> _DIRECTION A_
Decide whether each statement below agrees with the forum thread on gun stock wood that follows. Answer yes or no for each, and quote the words of the thread that settle it.
(i) One poster carved a stock out of poplar bought at a big box store.
(ii) The gun rosewood wants to restock is a Stevens 330 made around 1938.
(iii) Mr Bya Lungshot saw an air-dried blank listed for $35.

Ga hardwood is not what gun stocks are made from. Our best walnut is the poorest grade walnut on the planet. Maple would do if it’s dried properly.
Any wood needs to be air dried to a certain moisture content before you start otherwise it will definitely crack.
Do you really want to spend all those hours working a piece then have it crack on you?
The gun already cracked a gun grade stock. You need a better than that piece of wood.
This project is not something you can wing from Home Depot and end up with a decent product unless you take your sweet time and use the perfect wood from somewhere else.
The best thing you can “try” is start with a gun grade air dried wood and hope you get it looking good but mainly it’s got to fit and not crack. Getting it to look ok is the easiest part.
No piece of wood is going to work unless it’s been dried properly before you start.
Those stock blanks on eBay are dried and exactly what you’re looking for.
If you can’t wait three days then your out of luck before you even start cutting a board. I’ve seen blanks sell for $15 on eBay so three day is nothing to wait.
This project requires 110% patience from start to finish. GOOD LUCK I tried to help.
A replacement stock cost is probably a smarter choice and a better bet in the long run.
It only takes one major mistake and your wood is ruined. YMMV.
Now you know why blanks are expensive. Shop eBay.


----------



## Mr Bya Lungshot (Jul 17, 2019)

So even me sayin kiln dried is wrong.http://doublegunshop.com/phiatt4.htm
Good luck. They say air dried for 12 years.


----------



## rosewood (Jul 17, 2019)

I have looked and I do not see any listings for this gun.  It is a Stevens 330 made in like 1928.  I am actually going to make it a pistol grip stock.  So, I really don't want to spend a lot of money on something I am going to cut down.  I am not trying to build a show piece.  Just something to hold on to.

Thanks for the tips.  I am going to dig around and see if I have any old stocks that are not being used to cut up first.  Seems like I might have a scrap mauser stock somewhere.   If no luck there, I will look into Ebay.

Thanks,

Richard


----------



## Skeeter XRi (Jul 17, 2019)

I’m sure it’s well intentioned, but I think maybe some here are overly worried about it.  I’ve carved a couple out of plain walnut that I picked up from Suwannee hardwoods(?) and another out of poplar that I got from the biz box store and they’ve been fine.  They certainly aren’t exhibition grade, and one of them did crack (actually before I started IIRC), but some epoxy with the walnut sawdust mixed in filled it and it’s likely stronger than new.

I will say getting it to fit right is time consuming, and you will make mistakes so get enough material to make two or three, but the worst thing that can happen is you end up with expensive firewood.  ?

If it works out, you’ll end up with what you want/made and if it doesn’t, you’ll know not to try that again.

Just my $.02,
Jim


----------



## Mr Bya Lungshot (Jul 17, 2019)

A small blank on eBay will be cheaper than a buttstock. I looked today and seen one walnut blank full-size for $35 buy it now and another air dried for 12 years at $50. Who’s to say how long it’s been drying?
Just saying a decent blank is found there and more listed soon enough.

> _MATERIAL PROVIDED_
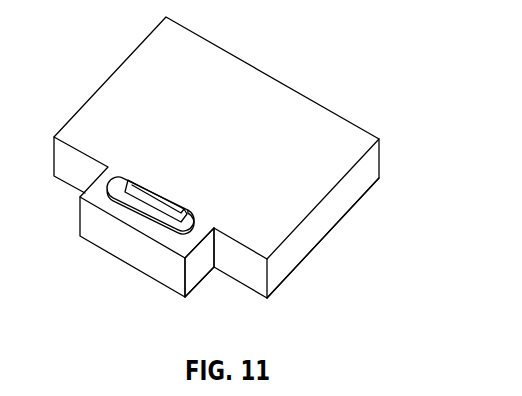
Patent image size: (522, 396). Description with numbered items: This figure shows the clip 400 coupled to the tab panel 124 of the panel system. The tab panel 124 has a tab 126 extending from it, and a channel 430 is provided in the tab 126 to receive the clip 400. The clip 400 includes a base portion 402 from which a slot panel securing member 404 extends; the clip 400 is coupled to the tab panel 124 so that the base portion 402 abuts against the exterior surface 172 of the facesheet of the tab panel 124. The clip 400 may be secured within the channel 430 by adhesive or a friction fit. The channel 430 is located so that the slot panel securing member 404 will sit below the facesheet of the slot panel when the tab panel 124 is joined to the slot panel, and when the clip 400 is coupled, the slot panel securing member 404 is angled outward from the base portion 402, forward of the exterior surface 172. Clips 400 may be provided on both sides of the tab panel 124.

The tab panel 124 is at (303, 113).
The tab 126 is at (195, 270).
The exterior surface 172 is at (283, 225).
The clip 400 is at (138, 205).
The base portion 402 is at (188, 226).
The slot panel securing member 404 is at (150, 193).
The channel 430 is at (199, 214).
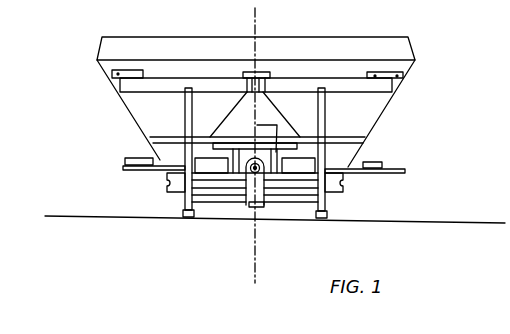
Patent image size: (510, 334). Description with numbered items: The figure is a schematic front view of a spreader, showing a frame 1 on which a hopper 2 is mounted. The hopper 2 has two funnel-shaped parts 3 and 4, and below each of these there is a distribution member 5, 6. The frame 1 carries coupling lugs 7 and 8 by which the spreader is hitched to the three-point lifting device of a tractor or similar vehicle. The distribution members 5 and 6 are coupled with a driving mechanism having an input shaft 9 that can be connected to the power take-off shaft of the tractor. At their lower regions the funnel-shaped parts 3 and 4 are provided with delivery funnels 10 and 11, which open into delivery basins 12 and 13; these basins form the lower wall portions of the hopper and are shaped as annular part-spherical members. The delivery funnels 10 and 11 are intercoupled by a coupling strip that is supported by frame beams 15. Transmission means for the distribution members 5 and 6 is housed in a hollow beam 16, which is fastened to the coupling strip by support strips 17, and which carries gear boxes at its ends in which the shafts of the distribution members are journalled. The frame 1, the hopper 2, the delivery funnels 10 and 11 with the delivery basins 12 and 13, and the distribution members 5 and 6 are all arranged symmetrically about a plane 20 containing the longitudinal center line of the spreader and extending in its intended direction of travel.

The frame 1 is at (182, 109).
The hopper 2 is at (152, 36).
The funnel-shaped part 3 is at (128, 108).
The funnel-shaped part 4 is at (382, 115).
The distribution member 5 is at (122, 168).
The distribution member 6 is at (391, 171).
The coupling lug 7 is at (268, 70).
The coupling lug 8 is at (167, 187).
The input shaft 9 is at (247, 186).
The delivery funnel 10 is at (148, 137).
The delivery funnel 11 is at (363, 142).
The delivery basin 12 is at (160, 170).
The delivery basin 13 is at (348, 163).
The frame beam 15 is at (203, 148).
The hollow beam 16 is at (217, 183).
The support strip 17 is at (238, 150).
The plane 20 is at (255, 20).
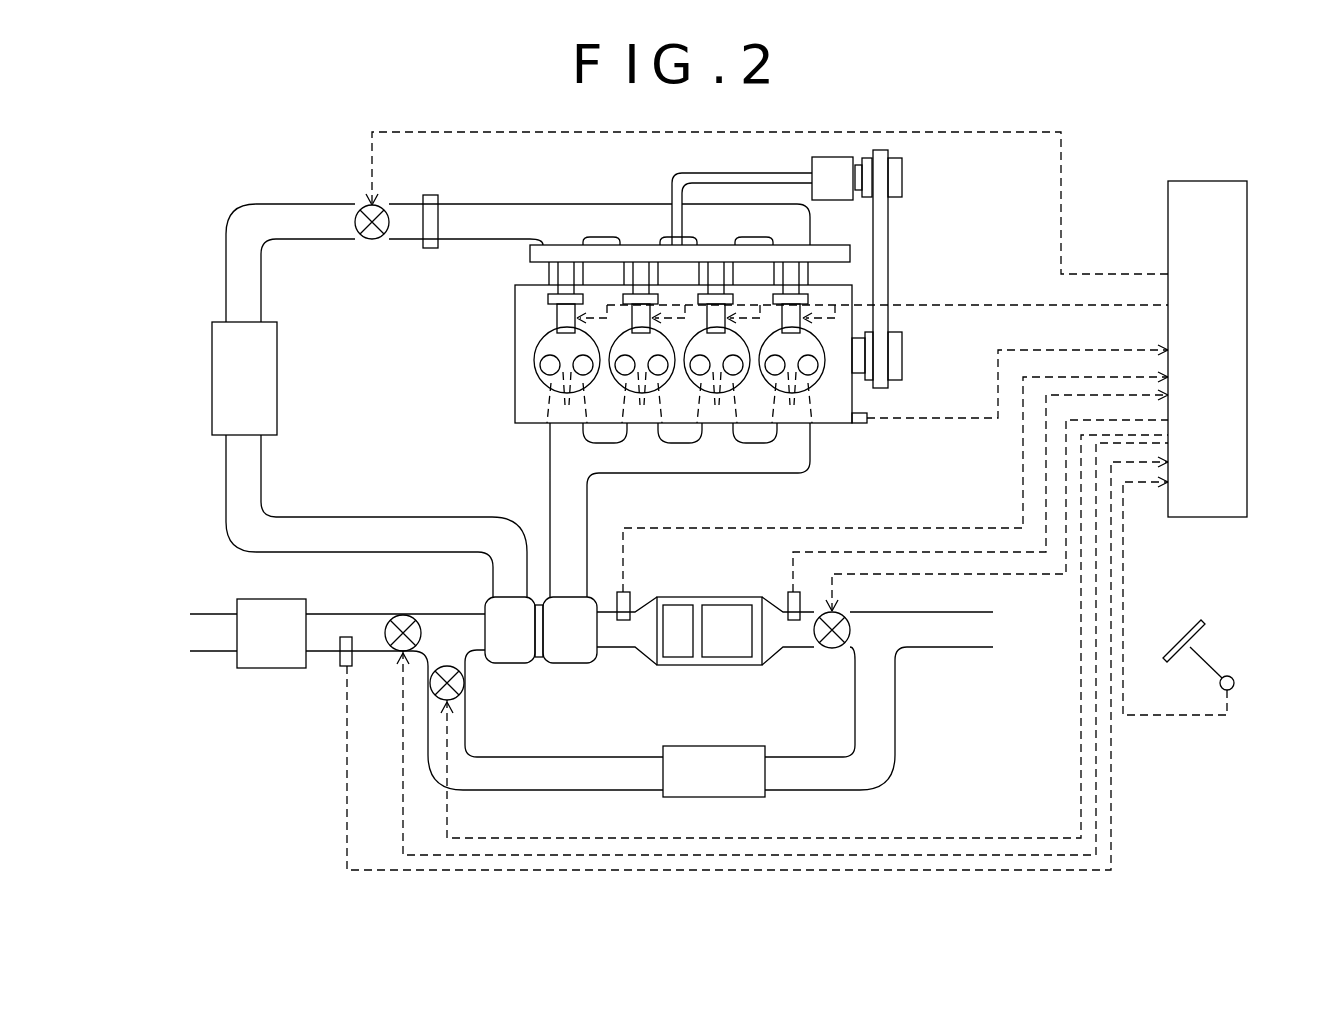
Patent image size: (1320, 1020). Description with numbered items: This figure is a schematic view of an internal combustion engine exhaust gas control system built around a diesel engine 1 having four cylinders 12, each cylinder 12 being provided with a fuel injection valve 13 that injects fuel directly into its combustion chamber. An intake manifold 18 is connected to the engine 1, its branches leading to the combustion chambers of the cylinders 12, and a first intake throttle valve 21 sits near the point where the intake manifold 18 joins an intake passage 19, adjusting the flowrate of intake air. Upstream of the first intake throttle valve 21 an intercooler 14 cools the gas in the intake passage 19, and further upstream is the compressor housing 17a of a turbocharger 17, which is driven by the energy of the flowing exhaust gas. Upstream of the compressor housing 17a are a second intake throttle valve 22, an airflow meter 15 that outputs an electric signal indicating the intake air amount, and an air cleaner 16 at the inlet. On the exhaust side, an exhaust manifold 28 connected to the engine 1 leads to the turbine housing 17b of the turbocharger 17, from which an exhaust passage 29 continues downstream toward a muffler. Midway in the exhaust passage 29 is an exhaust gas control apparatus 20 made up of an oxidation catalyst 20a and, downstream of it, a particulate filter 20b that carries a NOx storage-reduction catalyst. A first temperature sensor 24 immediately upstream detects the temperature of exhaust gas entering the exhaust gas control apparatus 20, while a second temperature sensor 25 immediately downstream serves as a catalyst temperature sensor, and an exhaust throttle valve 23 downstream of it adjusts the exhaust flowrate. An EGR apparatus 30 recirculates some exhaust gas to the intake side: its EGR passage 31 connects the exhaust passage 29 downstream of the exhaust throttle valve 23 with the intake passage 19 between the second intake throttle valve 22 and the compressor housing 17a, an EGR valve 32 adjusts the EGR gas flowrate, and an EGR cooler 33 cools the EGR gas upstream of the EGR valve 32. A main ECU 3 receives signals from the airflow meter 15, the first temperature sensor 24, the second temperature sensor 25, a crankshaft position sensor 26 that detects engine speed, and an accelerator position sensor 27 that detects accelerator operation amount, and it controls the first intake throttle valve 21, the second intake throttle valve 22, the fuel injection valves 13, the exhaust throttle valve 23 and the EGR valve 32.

The engine 1 is at (942, 228).
The main ECU 3 is at (1192, 517).
The cylinders 12 is at (825, 360).
The fuel injection valve 13 is at (548, 310).
The intercooler 14 is at (212, 375).
The airflow meter 15 is at (342, 667).
The air cleaner 16 is at (258, 670).
The turbocharger 17 is at (545, 676).
The compressor housing 17a is at (510, 667).
The turbine housing 17b is at (572, 657).
The intake manifold 18 is at (572, 203).
The intake passage 19 is at (220, 267).
The exhaust gas control apparatus 20 is at (721, 672).
The oxidation catalyst 20a is at (680, 665).
The particulate filter 20b is at (737, 657).
The first intake throttle valve 21 is at (393, 240).
The second intake throttle valve 22 is at (413, 613).
The exhaust throttle valve 23 is at (840, 665).
The first temperature sensor 24 is at (620, 622).
The second temperature sensor 25 is at (785, 597).
The crankshaft position sensor 26 is at (858, 425).
The accelerator position sensor 27 is at (1236, 677).
The exhaust manifold 28 is at (775, 477).
The exhaust passage 29 is at (550, 535).
The EGR apparatus 30 is at (799, 636).
The EGR passage 31 is at (895, 748).
The EGR valve 32 is at (467, 685).
The EGR cooler 33 is at (697, 798).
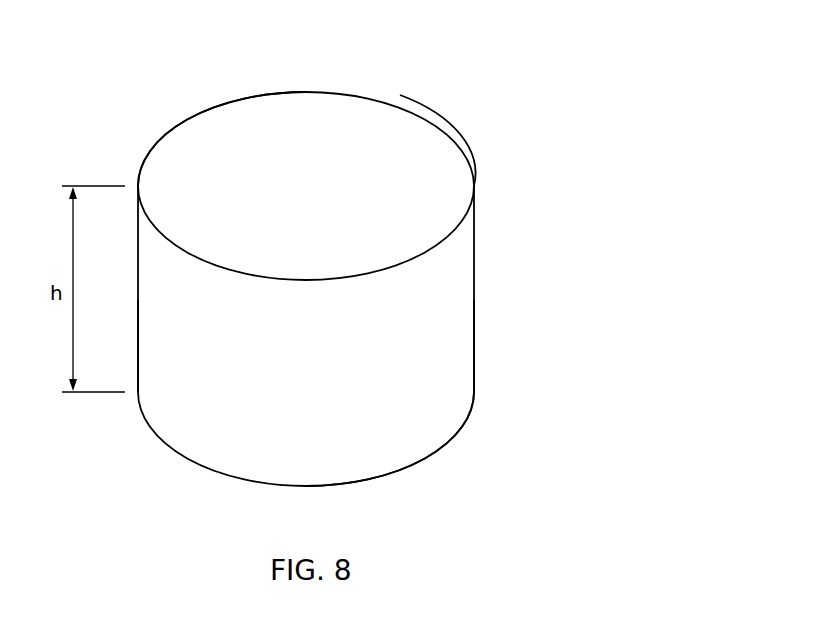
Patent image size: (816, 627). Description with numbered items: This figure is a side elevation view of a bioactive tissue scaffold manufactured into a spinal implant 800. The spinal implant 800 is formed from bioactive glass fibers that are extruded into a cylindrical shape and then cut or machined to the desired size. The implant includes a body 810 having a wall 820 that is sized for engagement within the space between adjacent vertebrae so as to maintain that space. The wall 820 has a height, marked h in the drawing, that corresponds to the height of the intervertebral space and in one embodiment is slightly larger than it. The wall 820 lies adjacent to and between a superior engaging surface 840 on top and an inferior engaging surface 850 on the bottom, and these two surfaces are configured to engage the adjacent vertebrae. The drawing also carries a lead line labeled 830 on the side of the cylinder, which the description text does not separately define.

The spinal implant 800 is at (537, 77).
The body 810 is at (477, 180).
The wall 820 is at (448, 318).
The side wall 830 is at (170, 347).
The superior engaging surface 840 is at (210, 133).
The inferior engaging surface 850 is at (400, 485).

> _DIRECTION B_
Collect every line of the records above that contains the string "distribution". Case counts.

> _ANSWER A_
(i) Yes: "another out of poplar that I got from the biz box store"
(ii) No: "It is a Stevens 330 made in like 1928."
(iii) No: "another air dried for 12 years at $50"

> _ANSWER B_
Patent image size: (510, 334). Description with numbered items: The figure is a schematic front view of a spreader, showing a frame 1 on which a hopper 2 is mounted. The hopper 2 has two funnel-shaped parts 3 and 4, and below each of these there is a distribution member 5, 6. The frame 1 carries coupling lugs 7 and 8 by which the spreader is hitched to the three-point lifting device of a tractor or similar vehicle. The distribution members 5 and 6 are coupled with a driving mechanism having an input shaft 9 that can be connected to the power take-off shaft of the tractor. At their lower regions the funnel-shaped parts 3 and 4 are provided with delivery funnels 10 and 11, which open into delivery basins 12 and 13; these basins form the lower wall portions of the hopper and are shaped as annular part-spherical members. The delivery funnels 10 and 11 are intercoupled by a coupling strip that is supported by frame beams 15. Transmission means for the distribution members 5 and 6 is housed in a hollow beam 16, which is fastened to the coupling strip by support strips 17, and which carries gear boxes at its ends in which the shafts of the distribution members are journalled. The frame 1, the hopper 2, the delivery funnels 10 and 11 with the delivery basins 12 and 13, and the distribution members 5 and 6 are all arranged symmetrically about a plane 20 containing the longitudinal center line of the spreader and extending in its intended direction of travel.
The distribution member 5 is at (122, 168).
The distribution member 6 is at (391, 171).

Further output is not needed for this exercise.